- What to produce -
From the line containing "Parse this screenshot: output" to the end of the listing, write out every line exactly; leave out everything else.

- Supplied records -
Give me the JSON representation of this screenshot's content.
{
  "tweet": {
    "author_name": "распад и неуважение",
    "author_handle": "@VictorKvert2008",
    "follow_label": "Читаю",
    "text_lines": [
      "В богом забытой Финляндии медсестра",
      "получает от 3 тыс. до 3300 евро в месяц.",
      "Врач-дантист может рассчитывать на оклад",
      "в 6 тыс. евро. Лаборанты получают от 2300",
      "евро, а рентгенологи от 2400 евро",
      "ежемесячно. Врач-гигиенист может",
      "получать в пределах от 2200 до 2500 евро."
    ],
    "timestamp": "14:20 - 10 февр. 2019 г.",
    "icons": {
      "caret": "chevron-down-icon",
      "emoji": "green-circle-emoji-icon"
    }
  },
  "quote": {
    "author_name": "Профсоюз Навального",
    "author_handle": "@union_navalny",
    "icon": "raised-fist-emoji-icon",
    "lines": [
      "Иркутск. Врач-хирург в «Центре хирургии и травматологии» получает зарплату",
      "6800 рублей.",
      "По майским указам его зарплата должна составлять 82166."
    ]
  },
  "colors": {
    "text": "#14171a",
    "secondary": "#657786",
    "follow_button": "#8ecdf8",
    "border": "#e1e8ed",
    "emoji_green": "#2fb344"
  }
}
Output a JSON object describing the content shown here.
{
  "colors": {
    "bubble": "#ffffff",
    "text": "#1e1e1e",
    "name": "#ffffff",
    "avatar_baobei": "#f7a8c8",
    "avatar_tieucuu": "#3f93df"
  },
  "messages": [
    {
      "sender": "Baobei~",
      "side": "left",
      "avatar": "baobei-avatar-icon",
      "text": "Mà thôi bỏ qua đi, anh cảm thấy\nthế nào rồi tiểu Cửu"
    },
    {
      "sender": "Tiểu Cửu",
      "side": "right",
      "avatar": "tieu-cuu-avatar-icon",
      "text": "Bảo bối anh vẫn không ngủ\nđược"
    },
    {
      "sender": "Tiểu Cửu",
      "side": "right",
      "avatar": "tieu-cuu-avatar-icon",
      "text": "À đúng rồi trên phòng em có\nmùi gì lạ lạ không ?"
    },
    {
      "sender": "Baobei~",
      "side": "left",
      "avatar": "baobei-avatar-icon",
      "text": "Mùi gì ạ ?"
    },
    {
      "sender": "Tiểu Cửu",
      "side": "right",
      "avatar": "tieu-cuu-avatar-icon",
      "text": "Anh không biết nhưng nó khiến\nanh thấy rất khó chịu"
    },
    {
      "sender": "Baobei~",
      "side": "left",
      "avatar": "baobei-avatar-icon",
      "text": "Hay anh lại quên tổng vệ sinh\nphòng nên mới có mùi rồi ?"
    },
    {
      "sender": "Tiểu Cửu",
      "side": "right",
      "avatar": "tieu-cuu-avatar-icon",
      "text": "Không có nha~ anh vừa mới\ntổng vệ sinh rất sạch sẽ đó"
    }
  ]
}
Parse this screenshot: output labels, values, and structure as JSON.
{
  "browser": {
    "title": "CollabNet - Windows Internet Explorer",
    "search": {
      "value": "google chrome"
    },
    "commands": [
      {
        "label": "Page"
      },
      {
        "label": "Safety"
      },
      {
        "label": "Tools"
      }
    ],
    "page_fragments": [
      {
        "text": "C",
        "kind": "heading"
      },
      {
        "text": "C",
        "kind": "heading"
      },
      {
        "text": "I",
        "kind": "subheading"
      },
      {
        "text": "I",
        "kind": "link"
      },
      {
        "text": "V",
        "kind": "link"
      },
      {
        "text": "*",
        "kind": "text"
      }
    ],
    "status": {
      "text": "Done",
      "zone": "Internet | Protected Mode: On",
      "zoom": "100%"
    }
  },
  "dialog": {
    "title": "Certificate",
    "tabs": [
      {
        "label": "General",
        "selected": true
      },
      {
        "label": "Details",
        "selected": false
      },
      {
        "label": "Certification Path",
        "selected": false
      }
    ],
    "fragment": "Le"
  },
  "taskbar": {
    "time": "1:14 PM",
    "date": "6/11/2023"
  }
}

- Response -
Parse this screenshot: output labels, values, and structure as JSON.
{
  "browser": {
    "title": "CollabNet - Windows Internet Explorer",
    "search": {
      "value": "google chrome"
    },
    "commands": [
      {
        "label": "Page"
      },
      {
        "label": "Safety"
      },
      {
        "label": "Tools"
      }
    ],
    "page_fragments": [
      {
        "text": "C",
        "kind": "heading"
      },
      {
        "text": "C",
        "kind": "heading"
      },
      {
        "text": "I",
        "kind": "subheading"
      },
      {
        "text": "I",
        "kind": "link"
      },
      {
        "text": "V",
        "kind": "link"
      },
      {
        "text": "*",
        "kind": "text"
      }
    ],
    "status": {
      "text": "Done",
      "zone": "Internet | Protected Mode: On",
      "zoom": "100%"
    }
  },
  "dialog": {
    "title": "Certificate",
    "tabs": [
      {
        "label": "General",
        "selected": true
      },
      {
        "label": "Details",
        "selected": false
      },
      {
        "label": "Certification Path",
        "selected": false
      }
    ],
    "fragment": "Le"
  },
  "taskbar": {
    "time": "1:14 PM",
    "date": "6/11/2023"
  }
}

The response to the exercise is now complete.